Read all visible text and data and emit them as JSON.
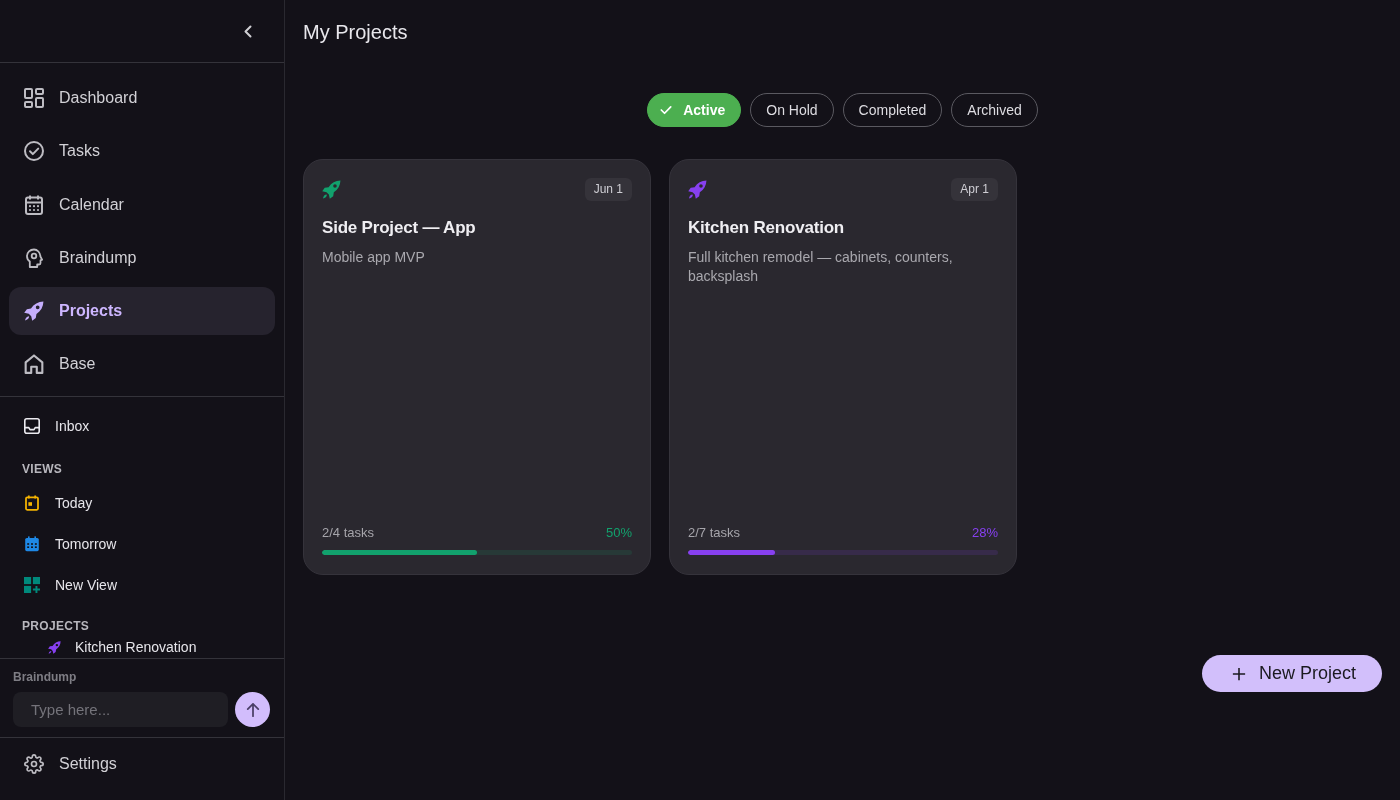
{
  "sidebar": {
    "nav": [
      {
        "kind": "dashboard",
        "label": "Dashboard",
        "selected": false
      },
      {
        "kind": "tasks",
        "label": "Tasks",
        "selected": false
      },
      {
        "kind": "calendar",
        "label": "Calendar",
        "selected": false
      },
      {
        "kind": "braindump",
        "label": "Braindump",
        "selected": false
      },
      {
        "kind": "projects",
        "label": "Projects",
        "selected": true
      },
      {
        "kind": "base",
        "label": "Base",
        "selected": false
      }
    ],
    "inbox": {
      "label": "Inbox"
    },
    "views_heading": "VIEWS",
    "views": [
      {
        "kind": "today",
        "label": "Today",
        "color": "#f5b400"
      },
      {
        "kind": "tomorrow",
        "label": "Tomorrow",
        "color": "#1e88e5"
      },
      {
        "kind": "new_view",
        "label": "New View",
        "color": "#00897b"
      }
    ],
    "projects_heading": "PROJECTS",
    "projects": [
      {
        "label": "Kitchen Renovation",
        "color": "#8740f0"
      }
    ],
    "braindump": {
      "label": "Braindump",
      "placeholder": "Type here..."
    },
    "settings": {
      "label": "Settings"
    }
  },
  "main": {
    "title": "My Projects",
    "filters": [
      {
        "label": "Active",
        "selected": true
      },
      {
        "label": "On Hold",
        "selected": false
      },
      {
        "label": "Completed",
        "selected": false
      },
      {
        "label": "Archived",
        "selected": false
      }
    ],
    "projects": [
      {
        "title": "Side Project — App",
        "date": "Jun 1",
        "description": "Mobile app MVP",
        "tasks": "2/4 tasks",
        "percent": "50%",
        "level": 0.5,
        "color": "#12a16d"
      },
      {
        "title": "Kitchen Renovation",
        "date": "Apr 1",
        "description": "Full kitchen remodel — cabinets, counters, backsplash",
        "tasks": "2/7 tasks",
        "percent": "28%",
        "level": 0.28,
        "color": "#8740f0"
      }
    ],
    "new_project_button": {
      "label": "New Project"
    }
  }
}
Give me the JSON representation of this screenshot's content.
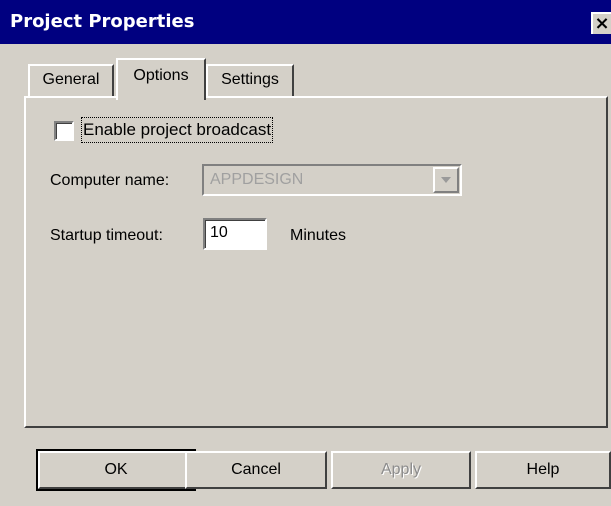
{
  "window": {
    "title": "Project Properties",
    "close_label": "×"
  },
  "tabs": [
    {
      "label": "General",
      "active": false
    },
    {
      "label": "Options",
      "active": true
    },
    {
      "label": "Settings",
      "active": false
    }
  ],
  "options": {
    "broadcast_checkbox": {
      "label": "Enable project broadcast",
      "checked": false
    },
    "computer_name": {
      "label": "Computer name:",
      "value": "APPDESIGN",
      "enabled": false
    },
    "startup_timeout": {
      "label": "Startup timeout:",
      "value": "10",
      "unit": "Minutes"
    }
  },
  "buttons": {
    "ok": "OK",
    "cancel": "Cancel",
    "apply": "Apply",
    "help": "Help"
  },
  "colors": {
    "titlebar": "#000080",
    "face": "#d4d0c8",
    "disabled_text": "#a0a0a0"
  }
}
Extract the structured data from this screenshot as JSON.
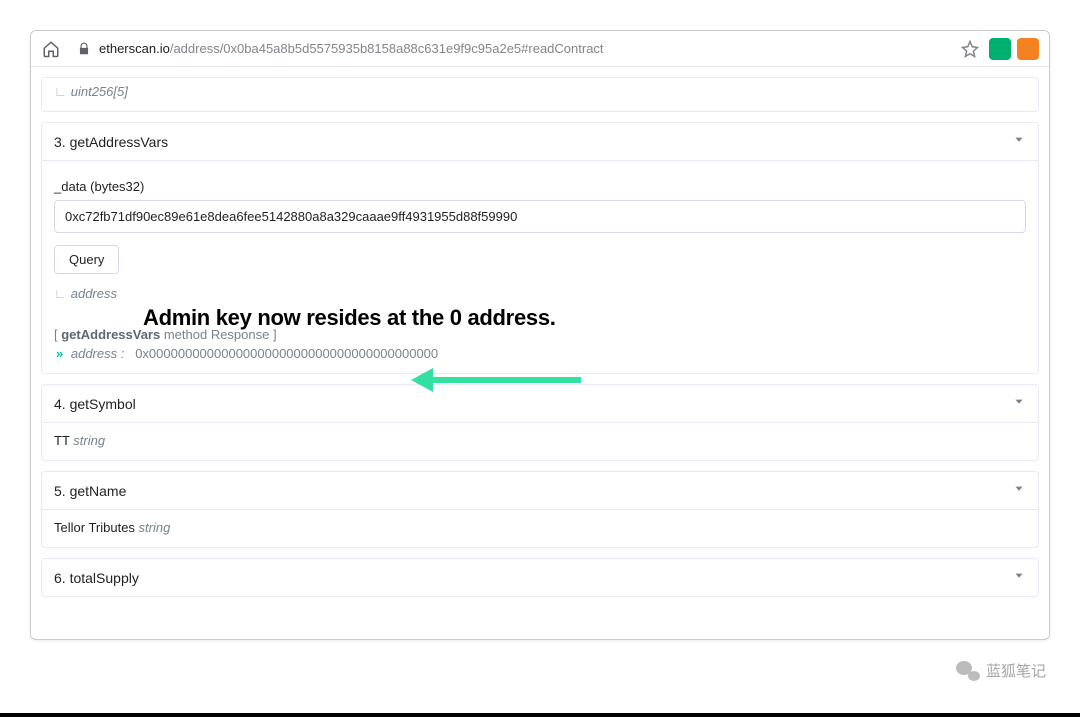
{
  "browser": {
    "url_host": "etherscan.io",
    "url_path": "/address/0x0ba45a8b5d5575935b8158a88c631e9f9c95a2e5#readContract"
  },
  "partial_top": {
    "tree": "∟",
    "type": "uint256[5]"
  },
  "panel3": {
    "title": "3. getAddressVars",
    "param_label": "_data (bytes32)",
    "input_value": "0xc72fb71df90ec89e61e8dea6fee5142880a8a329caaae9ff4931955d88f59990",
    "query_btn": "Query",
    "return_tree": "∟",
    "return_type": "address",
    "response_lead": "[ ",
    "response_method": "getAddressVars",
    "response_tail": " method Response ]",
    "result_arrow": "»",
    "result_type": "address",
    "result_value": "0x0000000000000000000000000000000000000000"
  },
  "panel4": {
    "title": "4. getSymbol",
    "value": "TT",
    "type": "string"
  },
  "panel5": {
    "title": "5. getName",
    "value": "Tellor Tributes",
    "type": "string"
  },
  "panel6": {
    "title": "6. totalSupply"
  },
  "annotation": {
    "text": "Admin key now resides at the 0 address."
  },
  "watermark": {
    "text": "蓝狐笔记"
  }
}
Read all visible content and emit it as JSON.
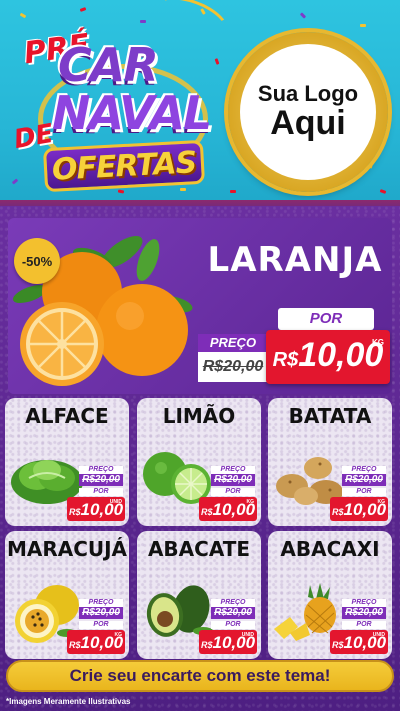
{
  "header": {
    "title_parts": {
      "pre": "PRÉ",
      "car": "CAR",
      "naval": "NAVAL",
      "de": "DE",
      "ofertas": "OFERTAS"
    },
    "logo_placeholder": {
      "line1": "Sua Logo",
      "line2": "Aqui"
    }
  },
  "featured": {
    "discount": "-50%",
    "name": "LARANJA",
    "preco_label": "PREÇO",
    "old_price": "R$20,00",
    "por_label": "POR",
    "currency": "R$",
    "new_price": "10,00",
    "unit": "KG"
  },
  "products": [
    {
      "name": "ALFACE",
      "icon": "lettuce-icon",
      "preco_label": "PREÇO",
      "old_price": "R$20,00",
      "por_label": "POR",
      "currency": "R$",
      "new_price": "10,00",
      "unit": "UNID"
    },
    {
      "name": "LIMÃO",
      "icon": "lime-icon",
      "preco_label": "PREÇO",
      "old_price": "R$20,00",
      "por_label": "POR",
      "currency": "R$",
      "new_price": "10,00",
      "unit": "KG"
    },
    {
      "name": "BATATA",
      "icon": "potato-icon",
      "preco_label": "PREÇO",
      "old_price": "R$20,00",
      "por_label": "POR",
      "currency": "R$",
      "new_price": "10,00",
      "unit": "KG"
    },
    {
      "name": "MARACUJÁ",
      "icon": "passion-fruit-icon",
      "preco_label": "PREÇO",
      "old_price": "R$20,00",
      "por_label": "POR",
      "currency": "R$",
      "new_price": "10,00",
      "unit": "KG"
    },
    {
      "name": "ABACATE",
      "icon": "avocado-icon",
      "preco_label": "PREÇO",
      "old_price": "R$20,00",
      "por_label": "POR",
      "currency": "R$",
      "new_price": "10,00",
      "unit": "UNID"
    },
    {
      "name": "ABACAXI",
      "icon": "pineapple-icon",
      "preco_label": "PREÇO",
      "old_price": "R$20,00",
      "por_label": "POR",
      "currency": "R$",
      "new_price": "10,00",
      "unit": "UNID"
    }
  ],
  "cta": "Crie seu encarte com este tema!",
  "disclaimer": "*Imagens Meramente Ilustrativas",
  "colors": {
    "header_bg": "#2ec4e0",
    "body_bg": "#5a2a8a",
    "price_red": "#e3162e",
    "accent_purple": "#7e2db8",
    "badge_yellow": "#f3c02e"
  }
}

========================

Instruction » Exclude every picture and copy the remaining data exactly.

Right answer »
Read all visible text and data and emit them as JSON.
{
  "sidebar": {
    "nav": [
      {
        "kind": "dashboard",
        "label": "Dashboard",
        "selected": false
      },
      {
        "kind": "tasks",
        "label": "Tasks",
        "selected": false
      },
      {
        "kind": "calendar",
        "label": "Calendar",
        "selected": false
      },
      {
        "kind": "braindump",
        "label": "Braindump",
        "selected": false
      },
      {
        "kind": "projects",
        "label": "Projects",
        "selected": true
      },
      {
        "kind": "base",
        "label": "Base",
        "selected": false
      }
    ],
    "inbox": {
      "label": "Inbox"
    },
    "views_heading": "VIEWS",
    "views": [
      {
        "kind": "today",
        "label": "Today",
        "color": "#f5b400"
      },
      {
        "kind": "tomorrow",
        "label": "Tomorrow",
        "color": "#1e88e5"
      },
      {
        "kind": "new_view",
        "label": "New View",
        "color": "#00897b"
      }
    ],
    "projects_heading": "PROJECTS",
    "projects": [
      {
        "label": "Kitchen Renovation",
        "color": "#8740f0"
      }
    ],
    "braindump": {
      "label": "Braindump",
      "placeholder": "Type here..."
    },
    "settings": {
      "label": "Settings"
    }
  },
  "main": {
    "title": "My Projects",
    "filters": [
      {
        "label": "Active",
        "selected": true
      },
      {
        "label": "On Hold",
        "selected": false
      },
      {
        "label": "Completed",
        "selected": false
      },
      {
        "label": "Archived",
        "selected": false
      }
    ],
    "projects": [
      {
        "title": "Side Project — App",
        "date": "Jun 1",
        "description": "Mobile app MVP",
        "tasks": "2/4 tasks",
        "percent": "50%",
        "level": 0.5,
        "color": "#12a16d"
      },
      {
        "title": "Kitchen Renovation",
        "date": "Apr 1",
        "description": "Full kitchen remodel — cabinets, counters, backsplash",
        "tasks": "2/7 tasks",
        "percent": "28%",
        "level": 0.28,
        "color": "#8740f0"
      }
    ],
    "new_project_button": {
      "label": "New Project"
    }
  }
}
Give me the JSON representation of this screenshot's content.
{
  "window": {
    "title": "Project Properties",
    "close_label": "×"
  },
  "tabs": [
    {
      "label": "General",
      "active": false
    },
    {
      "label": "Options",
      "active": true
    },
    {
      "label": "Settings",
      "active": false
    }
  ],
  "options": {
    "broadcast_checkbox": {
      "label": "Enable project broadcast",
      "checked": false
    },
    "computer_name": {
      "label": "Computer name:",
      "value": "APPDESIGN",
      "enabled": false
    },
    "startup_timeout": {
      "label": "Startup timeout:",
      "value": "10",
      "unit": "Minutes"
    }
  },
  "buttons": {
    "ok": "OK",
    "cancel": "Cancel",
    "apply": "Apply",
    "help": "Help"
  },
  "colors": {
    "titlebar": "#000080",
    "face": "#d4d0c8",
    "disabled_text": "#a0a0a0"
  }
}
Extract the structured data from this screenshot as JSON.
{
  "browser": {
    "url_host": "etherscan.io",
    "url_path": "/address/0x0ba45a8b5d5575935b8158a88c631e9f9c95a2e5#readContract"
  },
  "partial_top": {
    "tree": "∟",
    "type": "uint256[5]"
  },
  "panel3": {
    "title": "3. getAddressVars",
    "param_label": "_data (bytes32)",
    "input_value": "0xc72fb71df90ec89e61e8dea6fee5142880a8a329caaae9ff4931955d88f59990",
    "query_btn": "Query",
    "return_tree": "∟",
    "return_type": "address",
    "response_lead": "[ ",
    "response_method": "getAddressVars",
    "response_tail": " method Response ]",
    "result_arrow": "»",
    "result_type": "address",
    "result_value": "0x0000000000000000000000000000000000000000"
  },
  "panel4": {
    "title": "4. getSymbol",
    "value": "TT",
    "type": "string"
  },
  "panel5": {
    "title": "5. getName",
    "value": "Tellor Tributes",
    "type": "string"
  },
  "panel6": {
    "title": "6. totalSupply"
  },
  "annotation": {
    "text": "Admin key now resides at the 0 address."
  },
  "watermark": {
    "text": "蓝狐笔记"
  }
}
Read all visible content and emit it as JSON.
{
  "header": {
    "title_parts": {
      "pre": "PRÉ",
      "car": "CAR",
      "naval": "NAVAL",
      "de": "DE",
      "ofertas": "OFERTAS"
    },
    "logo_placeholder": {
      "line1": "Sua Logo",
      "line2": "Aqui"
    }
  },
  "featured": {
    "discount": "-50%",
    "name": "LARANJA",
    "preco_label": "PREÇO",
    "old_price": "R$20,00",
    "por_label": "POR",
    "currency": "R$",
    "new_price": "10,00",
    "unit": "KG"
  },
  "products": [
    {
      "name": "ALFACE",
      "icon": "lettuce-icon",
      "preco_label": "PREÇO",
      "old_price": "R$20,00",
      "por_label": "POR",
      "currency": "R$",
      "new_price": "10,00",
      "unit": "UNID"
    },
    {
      "name": "LIMÃO",
      "icon": "lime-icon",
      "preco_label": "PREÇO",
      "old_price": "R$20,00",
      "por_label": "POR",
      "currency": "R$",
      "new_price": "10,00",
      "unit": "KG"
    },
    {
      "name": "BATATA",
      "icon": "potato-icon",
      "preco_label": "PREÇO",
      "old_price": "R$20,00",
      "por_label": "POR",
      "currency": "R$",
      "new_price": "10,00",
      "unit": "KG"
    },
    {
      "name": "MARACUJÁ",
      "icon": "passion-fruit-icon",
      "preco_label": "PREÇO",
      "old_price": "R$20,00",
      "por_label": "POR",
      "currency": "R$",
      "new_price": "10,00",
      "unit": "KG"
    },
    {
      "name": "ABACATE",
      "icon": "avocado-icon",
      "preco_label": "PREÇO",
      "old_price": "R$20,00",
      "por_label": "POR",
      "currency": "R$",
      "new_price": "10,00",
      "unit": "UNID"
    },
    {
      "name": "ABACAXI",
      "icon": "pineapple-icon",
      "preco_label": "PREÇO",
      "old_price": "R$20,00",
      "por_label": "POR",
      "currency": "R$",
      "new_price": "10,00",
      "unit": "UNID"
    }
  ],
  "cta": "Crie seu encarte com este tema!",
  "disclaimer": "*Imagens Meramente Ilustrativas",
  "colors": {
    "header_bg": "#2ec4e0",
    "body_bg": "#5a2a8a",
    "price_red": "#e3162e",
    "accent_purple": "#7e2db8",
    "badge_yellow": "#f3c02e"
  }
}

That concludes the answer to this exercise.